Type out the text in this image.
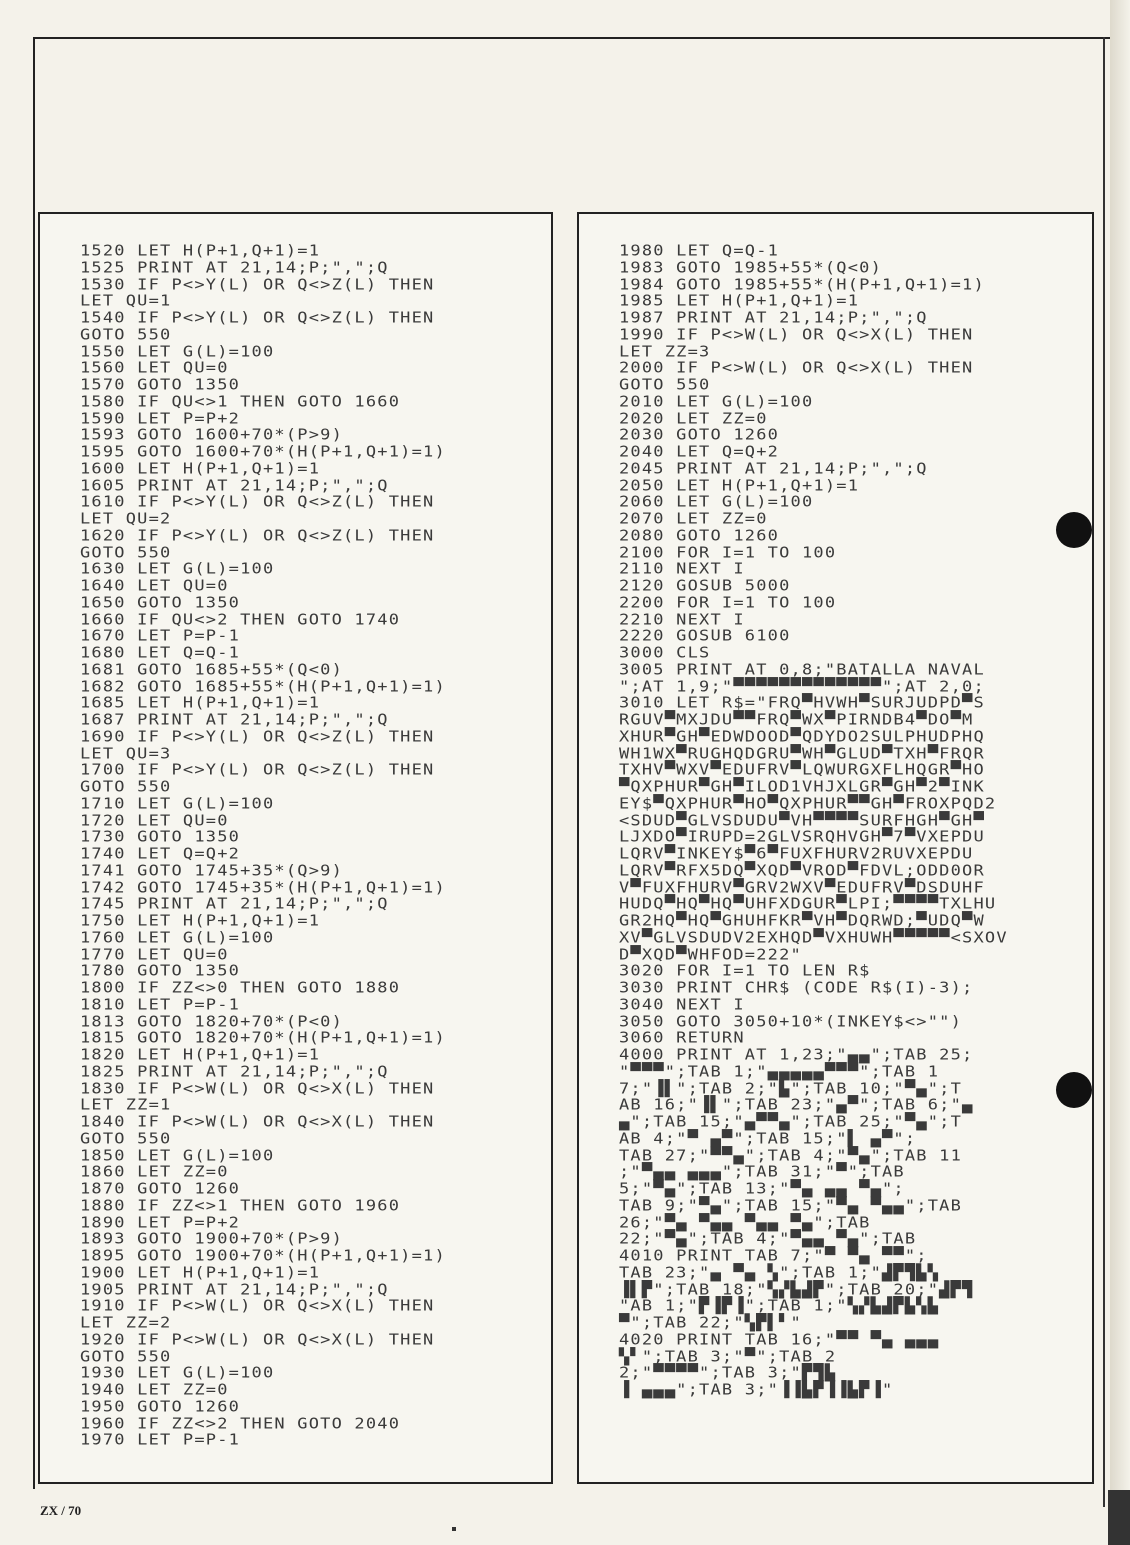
1520 LET H(P+1,Q+1)=1
1525 PRINT AT 21,14;P;",";Q
1530 IF P<>Y(L) OR Q<>Z(L) THEN
LET QU=1
1540 IF P<>Y(L) OR Q<>Z(L) THEN
GOTO 550
1550 LET G(L)=100
1560 LET QU=0
1570 GOTO 1350
1580 IF QU<>1 THEN GOTO 1660
1590 LET P=P+2
1593 GOTO 1600+70*(P>9)
1595 GOTO 1600+70*(H(P+1,Q+1)=1)
1600 LET H(P+1,Q+1)=1
1605 PRINT AT 21,14;P;",";Q
1610 IF P<>Y(L) OR Q<>Z(L) THEN
LET QU=2
1620 IF P<>Y(L) OR Q<>Z(L) THEN
GOTO 550
1630 LET G(L)=100
1640 LET QU=0
1650 GOTO 1350
1660 IF QU<>2 THEN GOTO 1740
1670 LET P=P-1
1680 LET Q=Q-1
1681 GOTO 1685+55*(Q<0)
1682 GOTO 1685+55*(H(P+1,Q+1)=1)
1685 LET H(P+1,Q+1)=1
1687 PRINT AT 21,14;P;",";Q
1690 IF P<>Y(L) OR Q<>Z(L) THEN
LET QU=3
1700 IF P<>Y(L) OR Q<>Z(L) THEN
GOTO 550
1710 LET G(L)=100
1720 LET QU=0
1730 GOTO 1350
1740 LET Q=Q+2
1741 GOTO 1745+35*(Q>9)
1742 GOTO 1745+35*(H(P+1,Q+1)=1)
1745 PRINT AT 21,14;P;",";Q
1750 LET H(P+1,Q+1)=1
1760 LET G(L)=100
1770 LET QU=0
1780 GOTO 1350
1800 IF ZZ<>0 THEN GOTO 1880
1810 LET P=P-1
1813 GOTO 1820+70*(P<0)
1815 GOTO 1820+70*(H(P+1,Q+1)=1)
1820 LET H(P+1,Q+1)=1
1825 PRINT AT 21,14;P;",";Q
1830 IF P<>W(L) OR Q<>X(L) THEN
LET ZZ=1
1840 IF P<>W(L) OR Q<>X(L) THEN
GOTO 550
1850 LET G(L)=100
1860 LET ZZ=0
1870 GOTO 1260
1880 IF ZZ<>1 THEN GOTO 1960
1890 LET P=P+2
1893 GOTO 1900+70*(P>9)
1895 GOTO 1900+70*(H(P+1,Q+1)=1)
1900 LET H(P+1,Q+1)=1
1905 PRINT AT 21,14;P;",";Q
1910 IF P<>W(L) OR Q<>X(L) THEN
LET ZZ=2
1920 IF P<>W(L) OR Q<>X(L) THEN
GOTO 550
1930 LET G(L)=100
1940 LET ZZ=0
1950 GOTO 1260
1960 IF ZZ<>2 THEN GOTO 2040
1970 LET P=P-1
1980 LET Q=Q-1
1983 GOTO 1985+55*(Q<0)
1984 GOTO 1985+55*(H(P+1,Q+1)=1)
1985 LET H(P+1,Q+1)=1
1987 PRINT AT 21,14;P;",";Q
1990 IF P<>W(L) OR Q<>X(L) THEN
LET ZZ=3
2000 IF P<>W(L) OR Q<>X(L) THEN
GOTO 550
2010 LET G(L)=100
2020 LET ZZ=0
2030 GOTO 1260
2040 LET Q=Q+2
2045 PRINT AT 21,14;P;",";Q
2050 LET H(P+1,Q+1)=1
2060 LET G(L)=100
2070 LET ZZ=0
2080 GOTO 1260
2100 FOR I=1 TO 100
2110 NEXT I
2120 GOSUB 5000
2200 FOR I=1 TO 100
2210 NEXT I
2220 GOSUB 6100
3000 CLS
3005 PRINT AT 0,8;"BATALLA NAVAL
";AT 1,9;"▀▀▀▀▀▀▀▀▀▀▀▀▀";AT 2,0;
3010 LET R$="FRQ▀HVWH▀SURJUDPD▀S
RGUV▀MXJDU▀▀FRQ▀WX▀PIRNDB4▀DO▀M
XHUR▀GH▀EDWDOOD▀QDYDO2SULPHUDPHQ
WH1WX▀RUGHQDGRU▀WH▀GLUD▀TXH▀FRQR
TXHV▀WXV▀EDUFRV▀LQWURGXFLHQGR▀HO
▀QXPHUR▀GH▀ILOD1VHJXLGR▀GH▀2▀INK
EY$▀QXPHUR▀HO▀QXPHUR▀▀GH▀FROXPQD2
<SDUD▀GLVSDUDU▀VH▀▀▀▀SURFHGH▀GH▀
LJXDO▀IRUPD=2GLVSRQHVGH▀7▀VXEPDU
LQRV▀INKEY$▀6▀FUXFHURV2RUVXEPDU
LQRV▀RFX5DQ▀XQD▀VROD▀FDVL;ODD0OR
V▀FUXFHURV▀GRV2WXV▀EDUFRV▀DSDUHF
HUDQ▀HQ▀HQ▀UHFXDGUR▀LPI;▀▀▀▀TXLHU
GR2HQ▀HQ▀GHUHFKR▀VH▀DQRWD;▀UDQ▀W
XV▀GLVSDUDV2EXHQD▀VXHUWH▀▀▀▀▀<SXOV
D▀XQD▀WHFOD=222"
3020 FOR I=1 TO LEN R$
3030 PRINT CHR$ (CODE R$(I)-3);
3040 NEXT I
3050 GOTO 3050+10*(INKEY$<>"")
3060 RETURN
4000 PRINT AT 1,23;"▄▄";TAB 25;
"▀▀▀";TAB 1;"▄▄▄▄▄▀▀▀";TAB 1
7;"▐▌";TAB 2;"▙";TAB 10;"▀▄";T
AB 16;"▐▌";TAB 23;"▄▀";TAB 6;"▄
▄";TAB 15;"▄▀▀▄";TAB 25;"▀▄";T
AB 4;"▀ ▄▀";TAB 15;"▌ ▄▀";
TAB 27;"▀▀▄";TAB 4;"▀▄";TAB 11
;"▀▄▄ ▄▄▄";TAB 31;"▀";TAB
5;"▀▄";TAB 13;"▀▄ ▄▄ ▀▄";
TAB 9;"▀▄";TAB 15;"▀▄ ▀▄▄";TAB
26;"▀▄ ▀▄▄ ▀▄▄ ▀▄";TAB
22;"▀▄";TAB 4;"▀▄▄ ▀▄";TAB
4010 PRINT TAB 7;"▀ ▀▄ ▀▀";
TAB 23;"▄ ▀▄ ▚";TAB 1;"▟▛▜▙▚
▐▌▛";TAB 18;"▚▞▙▟▛";TAB 20;"▟▛▜
"AB 1;"▛▐▛▐";TAB 1;"▚▞▙▟▛▙▚▙
▀";TAB 22;"▚▛▌▘"
4020 PRINT TAB 16;"▀▀ ▀▄ ▄▄▄
▚▘";TAB 3;"▀";TAB 2
2;"▀▀▀▀";TAB 3;"▛▜▙
▐ ▄▄▄";TAB 3;"▐▐▙▛▐▐▙▛▐"
ZX / 70
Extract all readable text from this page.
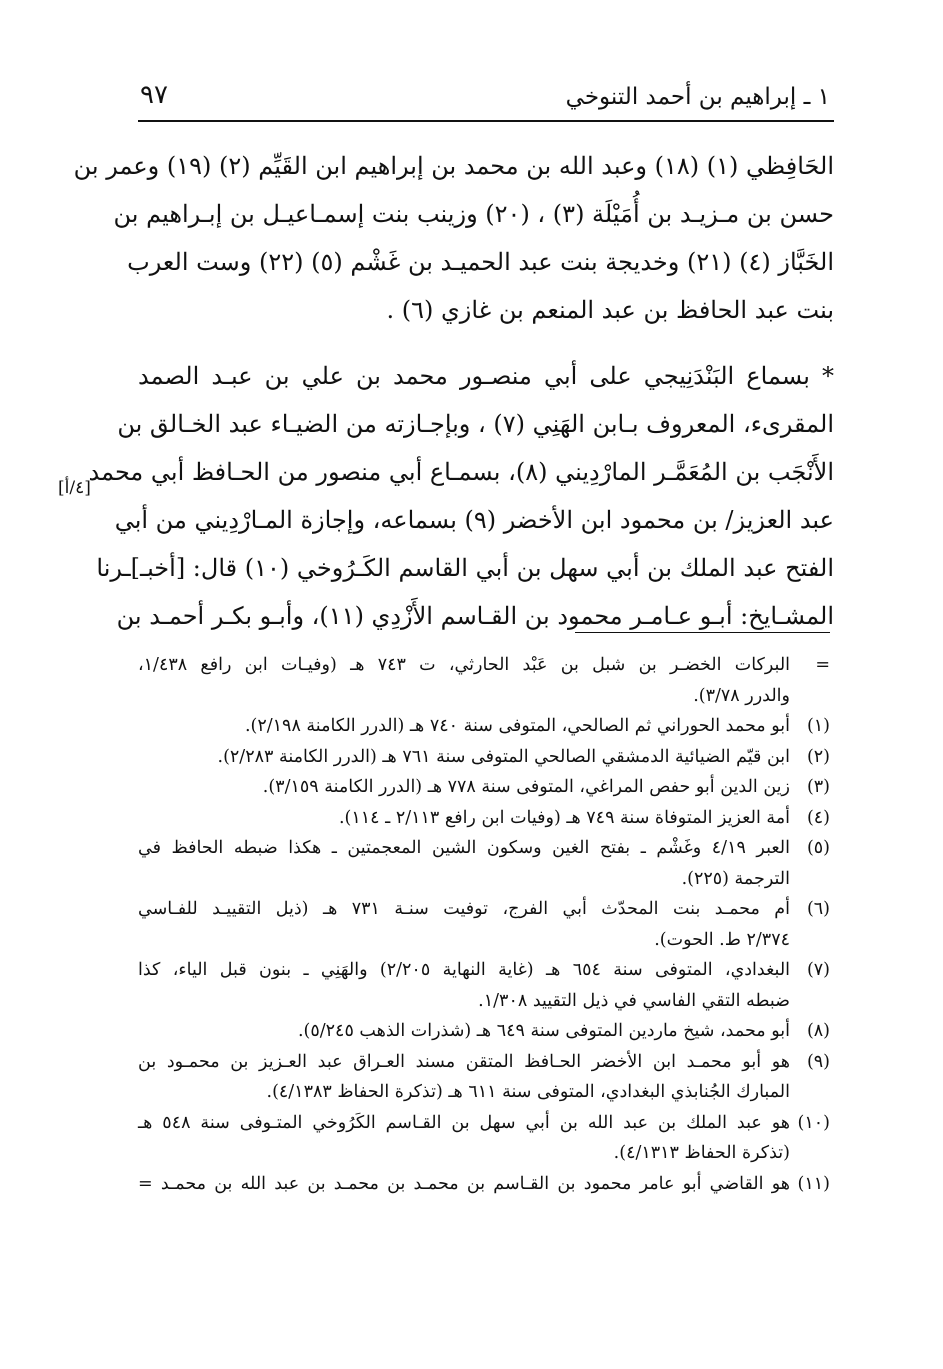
٩٧	١ ـ إبراهيم بن أحمد التنوخي
الحَافِظي (١) (١٨) وعبد الله بن محمد بن إبراهيم ابن القَيِّم (٢) (١٩) وعمر بن
حسن بن مـزيـد بن أُمَيْلَة (٣) ، (٢٠) وزينب بنت إسمـاعيـل بن إبـراهيم بن
الخَبَّاز (٤) (٢١) وخديجة بنت عبد الحميـد بن غَشْم (٥) (٢٢) وست العرب
بنت عبد الحافظ بن عبد المنعم بن غازي (٦) .
* بسماع البَنْدَنِيجي على أبي منصـور محمد بن علي بن عبـد الصمد
المقرىء، المعروف بـابن الهَنِي (٧) ، وبإجـازته من الضيـاء عبد الخـالق بن
الأَنْجَب بن المُعَمَّـر المارْدِيني (٨)، بسمـاع أبي منصور من الحـافظ أبي محمد
عبد العزيز/ بن محمود ابن الأخضر (٩) بسماعه، وإجازة المـارْدِيني من أبي
الفتح عبد الملك بن أبي سهل بن أبي القاسم الكَـرُوخي (١٠) قال: [أخبـ]ـرنا
المشـايخ: أبـو عـامـر محمود بن القـاسم الأَزْدِي (١١)، وأبـو بكـر أحمـد بن
[٤/أ]
=
البركات الخضـر بن شبل بن عَبْد الحارثي، ت ٧٤٣ هـ (وفيـات ابن رافع ١/٤٣٨،
والدرر ٣/٧٨).
(١)
أبو محمد الحوراني ثم الصالحي، المتوفى سنة ٧٤٠ هـ (الدرر الكامنة ٢/١٩٨).
(٢)
ابن قيّم الضيائية الدمشقي الصالحي المتوفى سنة ٧٦١ هـ (الدرر الكامنة ٢/٢٨٣).
(٣)
زين الدين أبو حفص المراغي، المتوفى سنة ٧٧٨ هـ (الدرر الكامنة ٣/١٥٩).
(٤)
أمة العزيز المتوفاة سنة ٧٤٩ هـ (وفيات ابن رافع ٢/١١٣ ـ ١١٤).
(٥)
العبر ٤/١٩ وغَشْم ـ بفتح الغين وسكون الشين المعجمتين ـ هكذا ضبطه الحافظ في
الترجمة (٢٢٥).
(٦)
أم محمـد بنت المحدّث أبي الفرج، توفيت سنـة ٧٣١ هـ (ذيل التقييـد للفـاسي
٢/٣٧٤ ط. الحوت).
(٧)
البغدادي، المتوفى سنة ٦٥٤ هـ (غاية النهاية ٢/٢٠٥) والهَنِي ـ بنون قبل الياء، كذا
ضبطه التقي الفاسي في ذيل التقييد ١/٣٠٨.
(٨)
أبو محمد، شيخ ماردين المتوفى سنة ٦٤٩ هـ (شذرات الذهب ٥/٢٤٥).
(٩)
هو أبو محمـد ابن الأخضر الحـافظ المتقن مسند العـراق عبد العـزيز بن محمـود بن
المبارك الجُنابذي البغدادي، المتوفى سنة ٦١١ هـ (تذكرة الحفاظ ٤/١٣٨٣).
(١٠)
هو عبد الملك بن عبد الله بن أبي سهل بن القـاسم الكَرُوخي المتـوفى سنة ٥٤٨ هـ
(تذكرة الحفاظ ٤/١٣١٣).
(١١)
هو القاضي أبو عامر محمود بن القـاسم بن محمـد بن محمـد بن عبد الله بن محمـد =
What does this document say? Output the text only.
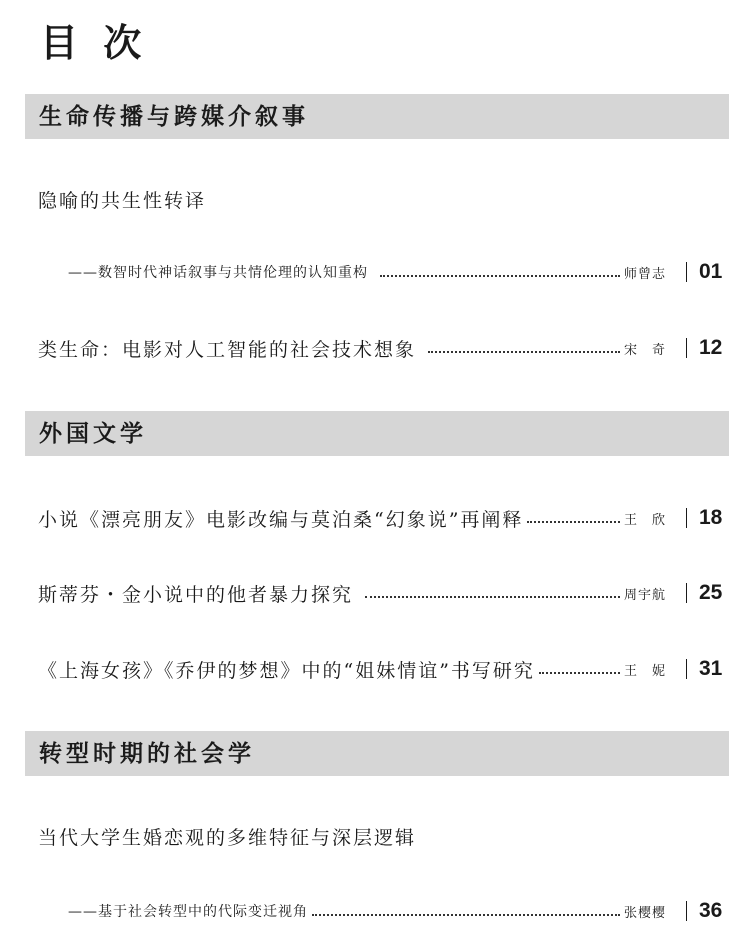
目 次
生命传播与跨媒介叙事
隐喻的共生性转译
——数智时代神话叙事与共情伦理的认知重构	师曾志 01
类生命：电影对人工智能的社会技术想象	宋　奇 12
外国文学
小说《漂亮朋友》电影改编与莫泊桑“幻象说”再阐释	王　欣 18
斯蒂芬・金小说中的他者暴力探究	周宇航 25
《上海女孩》《乔伊的梦想》中的“姐妹情谊”书写研究	王　妮 31
转型时期的社会学
当代大学生婚恋观的多维特征与深层逻辑
——基于社会转型中的代际变迁视角	张樱樱 36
------------------------------------------------------------
### [SET PROBLEM]
Looking at the records above, report how many lines contain the word "QXPHUR". Answer with the number only.

### [SOLVED EXERCISE]
2